## START Material provided
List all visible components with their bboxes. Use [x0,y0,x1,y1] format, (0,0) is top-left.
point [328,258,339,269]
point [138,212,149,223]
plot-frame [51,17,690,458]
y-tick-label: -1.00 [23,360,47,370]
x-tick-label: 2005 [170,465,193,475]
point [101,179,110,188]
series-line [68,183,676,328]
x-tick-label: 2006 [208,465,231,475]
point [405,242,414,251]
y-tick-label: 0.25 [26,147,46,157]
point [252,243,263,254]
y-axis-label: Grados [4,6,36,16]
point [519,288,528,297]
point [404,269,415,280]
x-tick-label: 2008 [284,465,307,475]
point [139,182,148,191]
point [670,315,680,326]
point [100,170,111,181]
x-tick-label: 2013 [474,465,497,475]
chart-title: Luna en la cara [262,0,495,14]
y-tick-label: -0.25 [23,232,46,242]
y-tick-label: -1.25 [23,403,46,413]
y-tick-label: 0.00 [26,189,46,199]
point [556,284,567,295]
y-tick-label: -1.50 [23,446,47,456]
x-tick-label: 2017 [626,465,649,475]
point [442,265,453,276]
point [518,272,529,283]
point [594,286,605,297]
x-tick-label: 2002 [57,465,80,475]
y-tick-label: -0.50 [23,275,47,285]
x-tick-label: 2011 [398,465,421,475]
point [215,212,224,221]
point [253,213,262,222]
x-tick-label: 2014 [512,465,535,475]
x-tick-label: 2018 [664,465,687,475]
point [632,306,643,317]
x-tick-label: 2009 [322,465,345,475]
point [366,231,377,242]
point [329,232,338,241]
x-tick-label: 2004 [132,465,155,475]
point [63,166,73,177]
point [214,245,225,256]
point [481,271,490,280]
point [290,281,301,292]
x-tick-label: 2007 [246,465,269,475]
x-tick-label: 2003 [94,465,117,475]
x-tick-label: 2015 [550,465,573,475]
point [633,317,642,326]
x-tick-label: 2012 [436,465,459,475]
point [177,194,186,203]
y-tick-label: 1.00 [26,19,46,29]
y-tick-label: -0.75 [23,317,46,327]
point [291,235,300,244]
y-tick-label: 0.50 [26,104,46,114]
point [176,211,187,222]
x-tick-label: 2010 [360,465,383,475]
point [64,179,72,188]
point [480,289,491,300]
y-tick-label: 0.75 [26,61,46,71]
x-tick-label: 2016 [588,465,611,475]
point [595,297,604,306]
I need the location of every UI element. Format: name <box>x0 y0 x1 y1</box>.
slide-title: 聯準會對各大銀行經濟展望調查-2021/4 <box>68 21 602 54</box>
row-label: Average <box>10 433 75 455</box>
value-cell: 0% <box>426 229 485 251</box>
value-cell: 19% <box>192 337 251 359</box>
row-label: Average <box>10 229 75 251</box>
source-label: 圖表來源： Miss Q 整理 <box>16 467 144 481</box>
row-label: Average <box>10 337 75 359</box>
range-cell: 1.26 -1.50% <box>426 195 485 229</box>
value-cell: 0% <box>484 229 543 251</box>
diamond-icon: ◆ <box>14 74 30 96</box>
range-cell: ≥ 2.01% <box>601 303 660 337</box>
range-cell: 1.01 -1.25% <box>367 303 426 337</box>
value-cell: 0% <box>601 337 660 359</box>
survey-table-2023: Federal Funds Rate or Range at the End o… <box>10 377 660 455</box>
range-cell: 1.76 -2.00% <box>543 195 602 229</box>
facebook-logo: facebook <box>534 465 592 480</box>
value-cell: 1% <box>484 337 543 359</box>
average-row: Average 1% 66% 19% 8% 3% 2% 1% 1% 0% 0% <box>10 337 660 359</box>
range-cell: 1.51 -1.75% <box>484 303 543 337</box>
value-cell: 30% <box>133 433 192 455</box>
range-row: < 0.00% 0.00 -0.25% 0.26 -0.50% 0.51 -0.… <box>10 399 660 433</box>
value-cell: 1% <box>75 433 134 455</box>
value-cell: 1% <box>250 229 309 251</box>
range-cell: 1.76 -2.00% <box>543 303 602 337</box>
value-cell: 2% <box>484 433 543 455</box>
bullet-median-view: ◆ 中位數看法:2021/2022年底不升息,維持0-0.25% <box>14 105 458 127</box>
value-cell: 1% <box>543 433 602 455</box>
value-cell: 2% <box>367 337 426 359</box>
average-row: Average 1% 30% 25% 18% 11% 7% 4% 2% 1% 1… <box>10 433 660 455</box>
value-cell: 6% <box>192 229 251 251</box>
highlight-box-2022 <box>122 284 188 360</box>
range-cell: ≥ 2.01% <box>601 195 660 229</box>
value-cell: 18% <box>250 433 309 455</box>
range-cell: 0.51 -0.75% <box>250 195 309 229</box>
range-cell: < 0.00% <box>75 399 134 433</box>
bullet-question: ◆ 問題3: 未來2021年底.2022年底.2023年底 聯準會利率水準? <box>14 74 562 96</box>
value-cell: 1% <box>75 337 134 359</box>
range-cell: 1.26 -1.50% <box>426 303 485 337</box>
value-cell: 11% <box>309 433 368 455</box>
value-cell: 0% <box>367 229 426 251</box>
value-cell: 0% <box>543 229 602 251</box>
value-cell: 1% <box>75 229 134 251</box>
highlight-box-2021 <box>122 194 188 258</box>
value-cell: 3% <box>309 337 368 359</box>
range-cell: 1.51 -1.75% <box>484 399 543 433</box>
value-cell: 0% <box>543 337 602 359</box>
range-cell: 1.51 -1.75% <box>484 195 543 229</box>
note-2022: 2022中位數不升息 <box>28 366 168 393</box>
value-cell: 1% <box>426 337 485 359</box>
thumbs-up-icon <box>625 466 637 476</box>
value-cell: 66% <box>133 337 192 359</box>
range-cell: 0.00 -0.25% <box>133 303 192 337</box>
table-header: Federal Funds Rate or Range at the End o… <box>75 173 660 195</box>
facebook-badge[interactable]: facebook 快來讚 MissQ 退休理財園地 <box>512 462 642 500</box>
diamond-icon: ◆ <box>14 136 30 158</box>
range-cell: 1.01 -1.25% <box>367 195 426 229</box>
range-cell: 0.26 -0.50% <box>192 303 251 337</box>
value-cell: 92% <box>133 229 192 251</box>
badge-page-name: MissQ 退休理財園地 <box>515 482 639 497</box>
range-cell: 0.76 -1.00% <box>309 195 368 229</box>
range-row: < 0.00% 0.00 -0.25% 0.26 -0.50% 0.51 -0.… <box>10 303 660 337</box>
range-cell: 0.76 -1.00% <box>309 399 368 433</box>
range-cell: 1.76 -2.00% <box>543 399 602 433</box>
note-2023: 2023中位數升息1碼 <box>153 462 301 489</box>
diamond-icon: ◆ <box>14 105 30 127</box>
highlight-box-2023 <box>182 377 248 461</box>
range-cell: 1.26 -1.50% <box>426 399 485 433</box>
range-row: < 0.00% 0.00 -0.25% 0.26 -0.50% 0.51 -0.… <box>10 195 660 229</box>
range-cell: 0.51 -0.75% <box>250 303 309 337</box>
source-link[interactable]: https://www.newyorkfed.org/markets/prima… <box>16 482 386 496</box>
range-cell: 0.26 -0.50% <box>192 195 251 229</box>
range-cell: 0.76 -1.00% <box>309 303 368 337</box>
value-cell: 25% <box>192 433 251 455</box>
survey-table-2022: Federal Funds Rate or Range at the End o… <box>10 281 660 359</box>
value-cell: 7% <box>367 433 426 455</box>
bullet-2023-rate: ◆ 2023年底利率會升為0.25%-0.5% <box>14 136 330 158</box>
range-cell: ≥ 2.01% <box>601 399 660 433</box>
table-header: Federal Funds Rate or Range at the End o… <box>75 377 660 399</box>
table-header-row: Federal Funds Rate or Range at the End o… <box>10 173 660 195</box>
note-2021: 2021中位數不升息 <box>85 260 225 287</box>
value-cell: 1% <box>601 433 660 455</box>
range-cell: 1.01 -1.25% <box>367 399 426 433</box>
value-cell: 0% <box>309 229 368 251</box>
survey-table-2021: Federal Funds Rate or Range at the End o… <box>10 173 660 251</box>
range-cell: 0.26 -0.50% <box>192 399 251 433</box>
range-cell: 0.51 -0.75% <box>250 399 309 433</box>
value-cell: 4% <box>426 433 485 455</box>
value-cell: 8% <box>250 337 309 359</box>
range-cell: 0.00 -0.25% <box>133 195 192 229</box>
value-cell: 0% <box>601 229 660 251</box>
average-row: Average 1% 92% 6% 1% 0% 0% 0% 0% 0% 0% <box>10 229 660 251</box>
## END Material provided
Please give the rows again from the start up to and including the line with "y-tick-label: -1.25 [23,403,46,413]", switching "series-line" to "trend-line". Keep everything else the same.

List all visible components with their bboxes. Use [x0,y0,x1,y1] format, (0,0) is top-left.
point [328,258,339,269]
point [138,212,149,223]
plot-frame [51,17,690,458]
y-tick-label: -1.00 [23,360,47,370]
x-tick-label: 2005 [170,465,193,475]
point [101,179,110,188]
trend-line [68,183,676,328]
x-tick-label: 2006 [208,465,231,475]
point [405,242,414,251]
y-tick-label: 0.25 [26,147,46,157]
point [252,243,263,254]
y-axis-label: Grados [4,6,36,16]
point [519,288,528,297]
point [404,269,415,280]
x-tick-label: 2008 [284,465,307,475]
point [139,182,148,191]
point [670,315,680,326]
point [100,170,111,181]
x-tick-label: 2013 [474,465,497,475]
chart-title: Luna en la cara [262,0,495,14]
y-tick-label: -0.25 [23,232,46,242]
y-tick-label: -1.25 [23,403,46,413]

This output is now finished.